--- PROBLEM STATEMENT ---
Quote the listing below in its entirety.

[AVAILABLE DATA start]

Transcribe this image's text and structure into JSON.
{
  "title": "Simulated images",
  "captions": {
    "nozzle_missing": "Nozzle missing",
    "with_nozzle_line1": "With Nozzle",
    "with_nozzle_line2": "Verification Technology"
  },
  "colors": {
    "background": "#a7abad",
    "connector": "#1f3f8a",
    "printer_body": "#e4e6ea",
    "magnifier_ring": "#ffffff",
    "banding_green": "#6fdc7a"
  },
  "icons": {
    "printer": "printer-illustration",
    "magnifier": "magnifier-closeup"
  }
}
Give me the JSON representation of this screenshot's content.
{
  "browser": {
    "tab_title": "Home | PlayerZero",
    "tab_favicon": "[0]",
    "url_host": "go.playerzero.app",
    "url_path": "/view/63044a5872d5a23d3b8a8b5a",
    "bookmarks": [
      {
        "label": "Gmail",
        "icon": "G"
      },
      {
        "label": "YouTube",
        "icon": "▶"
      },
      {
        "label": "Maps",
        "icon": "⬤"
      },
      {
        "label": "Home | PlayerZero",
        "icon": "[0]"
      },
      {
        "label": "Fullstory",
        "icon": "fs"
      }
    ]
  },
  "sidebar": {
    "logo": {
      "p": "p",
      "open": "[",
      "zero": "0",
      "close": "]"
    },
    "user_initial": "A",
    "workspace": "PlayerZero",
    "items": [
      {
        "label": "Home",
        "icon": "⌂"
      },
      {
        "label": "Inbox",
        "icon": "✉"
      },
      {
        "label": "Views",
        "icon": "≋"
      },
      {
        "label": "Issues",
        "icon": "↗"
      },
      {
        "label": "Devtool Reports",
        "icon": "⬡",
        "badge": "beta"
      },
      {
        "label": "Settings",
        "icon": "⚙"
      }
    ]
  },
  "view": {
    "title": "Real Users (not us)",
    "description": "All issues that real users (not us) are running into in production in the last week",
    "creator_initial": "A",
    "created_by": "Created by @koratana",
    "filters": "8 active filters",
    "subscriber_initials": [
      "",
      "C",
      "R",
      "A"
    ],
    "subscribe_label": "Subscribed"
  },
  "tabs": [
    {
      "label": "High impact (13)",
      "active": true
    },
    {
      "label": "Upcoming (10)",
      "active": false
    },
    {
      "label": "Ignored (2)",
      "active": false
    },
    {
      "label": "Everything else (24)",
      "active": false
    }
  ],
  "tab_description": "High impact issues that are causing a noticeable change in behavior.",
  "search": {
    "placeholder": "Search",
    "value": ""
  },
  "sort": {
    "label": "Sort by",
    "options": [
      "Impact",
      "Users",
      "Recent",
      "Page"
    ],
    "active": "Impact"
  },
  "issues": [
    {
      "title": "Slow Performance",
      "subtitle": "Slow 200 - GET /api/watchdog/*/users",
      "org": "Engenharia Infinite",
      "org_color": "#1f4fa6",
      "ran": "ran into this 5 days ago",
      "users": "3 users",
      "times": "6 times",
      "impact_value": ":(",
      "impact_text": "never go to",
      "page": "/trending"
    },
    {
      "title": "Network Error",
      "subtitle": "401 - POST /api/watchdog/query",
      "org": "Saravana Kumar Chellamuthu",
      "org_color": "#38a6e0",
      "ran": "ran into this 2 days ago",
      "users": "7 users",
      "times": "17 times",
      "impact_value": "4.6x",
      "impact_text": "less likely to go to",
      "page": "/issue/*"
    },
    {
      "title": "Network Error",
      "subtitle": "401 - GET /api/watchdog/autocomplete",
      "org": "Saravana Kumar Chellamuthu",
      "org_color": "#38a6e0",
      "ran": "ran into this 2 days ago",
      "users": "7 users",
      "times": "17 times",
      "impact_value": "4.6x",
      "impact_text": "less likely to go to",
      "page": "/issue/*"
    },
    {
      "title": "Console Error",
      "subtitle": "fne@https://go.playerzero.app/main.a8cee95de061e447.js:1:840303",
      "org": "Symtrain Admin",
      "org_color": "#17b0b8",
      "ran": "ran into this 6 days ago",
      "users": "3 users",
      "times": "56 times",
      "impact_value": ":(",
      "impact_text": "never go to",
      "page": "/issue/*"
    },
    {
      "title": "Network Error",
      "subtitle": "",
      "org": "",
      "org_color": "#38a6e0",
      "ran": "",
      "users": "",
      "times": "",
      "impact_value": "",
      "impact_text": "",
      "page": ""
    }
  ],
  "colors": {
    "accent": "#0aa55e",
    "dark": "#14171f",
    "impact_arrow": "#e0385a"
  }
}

[AVAILABLE DATA end]

--- EXERCISE RESULT ---
Transcribe this image's text and structure into JSON.
{
  "title": "Simulated images",
  "captions": {
    "nozzle_missing": "Nozzle missing",
    "with_nozzle_line1": "With Nozzle",
    "with_nozzle_line2": "Verification Technology"
  },
  "colors": {
    "background": "#a7abad",
    "connector": "#1f3f8a",
    "printer_body": "#e4e6ea",
    "magnifier_ring": "#ffffff",
    "banding_green": "#6fdc7a"
  },
  "icons": {
    "printer": "printer-illustration",
    "magnifier": "magnifier-closeup"
  }
}
Give me the JSON representation of this screenshot's content.
{
  "browser": {
    "tab_title": "Home | PlayerZero",
    "tab_favicon": "[0]",
    "url_host": "go.playerzero.app",
    "url_path": "/view/63044a5872d5a23d3b8a8b5a",
    "bookmarks": [
      {
        "label": "Gmail",
        "icon": "G"
      },
      {
        "label": "YouTube",
        "icon": "▶"
      },
      {
        "label": "Maps",
        "icon": "⬤"
      },
      {
        "label": "Home | PlayerZero",
        "icon": "[0]"
      },
      {
        "label": "Fullstory",
        "icon": "fs"
      }
    ]
  },
  "sidebar": {
    "logo": {
      "p": "p",
      "open": "[",
      "zero": "0",
      "close": "]"
    },
    "user_initial": "A",
    "workspace": "PlayerZero",
    "items": [
      {
        "label": "Home",
        "icon": "⌂"
      },
      {
        "label": "Inbox",
        "icon": "✉"
      },
      {
        "label": "Views",
        "icon": "≋"
      },
      {
        "label": "Issues",
        "icon": "↗"
      },
      {
        "label": "Devtool Reports",
        "icon": "⬡",
        "badge": "beta"
      },
      {
        "label": "Settings",
        "icon": "⚙"
      }
    ]
  },
  "view": {
    "title": "Real Users (not us)",
    "description": "All issues that real users (not us) are running into in production in the last week",
    "creator_initial": "A",
    "created_by": "Created by @koratana",
    "filters": "8 active filters",
    "subscriber_initials": [
      "",
      "C",
      "R",
      "A"
    ],
    "subscribe_label": "Subscribed"
  },
  "tabs": [
    {
      "label": "High impact (13)",
      "active": true
    },
    {
      "label": "Upcoming (10)",
      "active": false
    },
    {
      "label": "Ignored (2)",
      "active": false
    },
    {
      "label": "Everything else (24)",
      "active": false
    }
  ],
  "tab_description": "High impact issues that are causing a noticeable change in behavior.",
  "search": {
    "placeholder": "Search",
    "value": ""
  },
  "sort": {
    "label": "Sort by",
    "options": [
      "Impact",
      "Users",
      "Recent",
      "Page"
    ],
    "active": "Impact"
  },
  "issues": [
    {
      "title": "Slow Performance",
      "subtitle": "Slow 200 - GET /api/watchdog/*/users",
      "org": "Engenharia Infinite",
      "org_color": "#1f4fa6",
      "ran": "ran into this 5 days ago",
      "users": "3 users",
      "times": "6 times",
      "impact_value": ":(",
      "impact_text": "never go to",
      "page": "/trending"
    },
    {
      "title": "Network Error",
      "subtitle": "401 - POST /api/watchdog/query",
      "org": "Saravana Kumar Chellamuthu",
      "org_color": "#38a6e0",
      "ran": "ran into this 2 days ago",
      "users": "7 users",
      "times": "17 times",
      "impact_value": "4.6x",
      "impact_text": "less likely to go to",
      "page": "/issue/*"
    },
    {
      "title": "Network Error",
      "subtitle": "401 - GET /api/watchdog/autocomplete",
      "org": "Saravana Kumar Chellamuthu",
      "org_color": "#38a6e0",
      "ran": "ran into this 2 days ago",
      "users": "7 users",
      "times": "17 times",
      "impact_value": "4.6x",
      "impact_text": "less likely to go to",
      "page": "/issue/*"
    },
    {
      "title": "Console Error",
      "subtitle": "fne@https://go.playerzero.app/main.a8cee95de061e447.js:1:840303",
      "org": "Symtrain Admin",
      "org_color": "#17b0b8",
      "ran": "ran into this 6 days ago",
      "users": "3 users",
      "times": "56 times",
      "impact_value": ":(",
      "impact_text": "never go to",
      "page": "/issue/*"
    },
    {
      "title": "Network Error",
      "subtitle": "",
      "org": "",
      "org_color": "#38a6e0",
      "ran": "",
      "users": "",
      "times": "",
      "impact_value": "",
      "impact_text": "",
      "page": ""
    }
  ],
  "colors": {
    "accent": "#0aa55e",
    "dark": "#14171f",
    "impact_arrow": "#e0385a"
  }
}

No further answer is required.